= OBJECTIVE =
In the listing below, please print the line that contains "Convert this document image to plain text." and every line that follows it, exactly.

= RECORDS FOR THE TASK =
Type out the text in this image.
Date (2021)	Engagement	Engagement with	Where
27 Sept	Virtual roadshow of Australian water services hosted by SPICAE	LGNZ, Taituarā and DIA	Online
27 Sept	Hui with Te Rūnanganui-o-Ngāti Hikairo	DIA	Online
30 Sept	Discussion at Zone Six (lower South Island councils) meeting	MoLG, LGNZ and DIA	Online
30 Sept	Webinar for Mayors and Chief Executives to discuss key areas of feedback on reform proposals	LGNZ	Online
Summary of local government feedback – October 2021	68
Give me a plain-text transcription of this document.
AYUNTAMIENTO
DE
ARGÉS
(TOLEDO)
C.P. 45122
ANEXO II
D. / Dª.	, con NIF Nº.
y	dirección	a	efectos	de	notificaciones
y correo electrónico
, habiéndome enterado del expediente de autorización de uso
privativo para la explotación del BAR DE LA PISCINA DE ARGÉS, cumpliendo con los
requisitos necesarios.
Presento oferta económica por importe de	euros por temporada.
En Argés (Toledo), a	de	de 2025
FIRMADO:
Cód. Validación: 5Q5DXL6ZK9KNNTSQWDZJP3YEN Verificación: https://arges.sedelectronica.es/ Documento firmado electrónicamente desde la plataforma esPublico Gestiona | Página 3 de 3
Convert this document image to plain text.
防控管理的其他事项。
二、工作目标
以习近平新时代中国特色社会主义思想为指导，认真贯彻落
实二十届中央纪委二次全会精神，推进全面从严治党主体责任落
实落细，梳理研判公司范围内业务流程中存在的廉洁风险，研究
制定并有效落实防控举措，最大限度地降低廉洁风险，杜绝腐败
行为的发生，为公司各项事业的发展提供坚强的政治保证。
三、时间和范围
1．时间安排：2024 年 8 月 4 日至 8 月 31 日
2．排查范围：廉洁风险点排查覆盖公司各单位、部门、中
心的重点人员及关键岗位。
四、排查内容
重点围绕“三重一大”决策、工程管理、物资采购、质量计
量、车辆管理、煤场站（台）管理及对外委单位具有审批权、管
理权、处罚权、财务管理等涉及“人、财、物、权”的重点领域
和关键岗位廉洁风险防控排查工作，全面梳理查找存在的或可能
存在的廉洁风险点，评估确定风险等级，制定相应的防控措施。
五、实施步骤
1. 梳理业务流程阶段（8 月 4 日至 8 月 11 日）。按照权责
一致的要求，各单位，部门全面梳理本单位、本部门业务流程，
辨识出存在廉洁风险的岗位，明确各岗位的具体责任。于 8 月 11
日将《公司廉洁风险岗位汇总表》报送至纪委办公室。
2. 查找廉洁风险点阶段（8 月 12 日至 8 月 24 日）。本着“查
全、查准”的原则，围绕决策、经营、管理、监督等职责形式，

= ANSWER TO THE EXERCISE =
Convert this document image to plain text.
防控管理的其他事项。
二、工作目标
以习近平新时代中国特色社会主义思想为指导，认真贯彻落
实二十届中央纪委二次全会精神，推进全面从严治党主体责任落
实落细，梳理研判公司范围内业务流程中存在的廉洁风险，研究
制定并有效落实防控举措，最大限度地降低廉洁风险，杜绝腐败
行为的发生，为公司各项事业的发展提供坚强的政治保证。
三、时间和范围
1．时间安排：2024 年 8 月 4 日至 8 月 31 日
2．排查范围：廉洁风险点排查覆盖公司各单位、部门、中
心的重点人员及关键岗位。
四、排查内容
重点围绕“三重一大”决策、工程管理、物资采购、质量计
量、车辆管理、煤场站（台）管理及对外委单位具有审批权、管
理权、处罚权、财务管理等涉及“人、财、物、权”的重点领域
和关键岗位廉洁风险防控排查工作，全面梳理查找存在的或可能
存在的廉洁风险点，评估确定风险等级，制定相应的防控措施。
五、实施步骤
1. 梳理业务流程阶段（8 月 4 日至 8 月 11 日）。按照权责
一致的要求，各单位，部门全面梳理本单位、本部门业务流程，
辨识出存在廉洁风险的岗位，明确各岗位的具体责任。于 8 月 11
日将《公司廉洁风险岗位汇总表》报送至纪委办公室。
2. 查找廉洁风险点阶段（8 月 12 日至 8 月 24 日）。本着“查
全、查准”的原则，围绕决策、经营、管理、监督等职责形式，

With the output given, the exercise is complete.